PROBLEM REQUIREMENTS: Identify all lines in the data containing the string "Amazonas". Copy them out.

[Begin]

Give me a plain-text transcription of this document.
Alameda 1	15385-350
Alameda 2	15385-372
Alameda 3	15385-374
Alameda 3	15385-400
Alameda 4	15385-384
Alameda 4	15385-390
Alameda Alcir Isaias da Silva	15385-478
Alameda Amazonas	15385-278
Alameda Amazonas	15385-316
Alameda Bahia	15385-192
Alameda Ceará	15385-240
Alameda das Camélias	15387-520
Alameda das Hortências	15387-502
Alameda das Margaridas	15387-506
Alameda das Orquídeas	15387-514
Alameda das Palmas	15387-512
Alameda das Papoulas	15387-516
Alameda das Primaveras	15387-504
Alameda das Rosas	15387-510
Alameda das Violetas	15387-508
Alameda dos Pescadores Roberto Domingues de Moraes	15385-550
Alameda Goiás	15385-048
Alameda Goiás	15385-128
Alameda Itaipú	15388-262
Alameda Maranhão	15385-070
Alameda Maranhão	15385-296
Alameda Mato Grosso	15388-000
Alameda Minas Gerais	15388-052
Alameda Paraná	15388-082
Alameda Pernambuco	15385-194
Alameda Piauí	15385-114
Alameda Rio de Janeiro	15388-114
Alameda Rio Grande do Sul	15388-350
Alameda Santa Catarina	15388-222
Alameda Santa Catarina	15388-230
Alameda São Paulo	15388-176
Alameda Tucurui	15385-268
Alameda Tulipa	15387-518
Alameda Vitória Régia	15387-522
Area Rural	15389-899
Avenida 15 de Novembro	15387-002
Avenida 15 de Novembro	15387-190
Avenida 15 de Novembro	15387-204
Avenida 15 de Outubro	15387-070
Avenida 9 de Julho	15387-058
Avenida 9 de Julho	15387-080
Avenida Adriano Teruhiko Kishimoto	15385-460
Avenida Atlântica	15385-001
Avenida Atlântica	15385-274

[End]

RESULT BELOW:
Alameda Amazonas	15385-278
Alameda Amazonas	15385-316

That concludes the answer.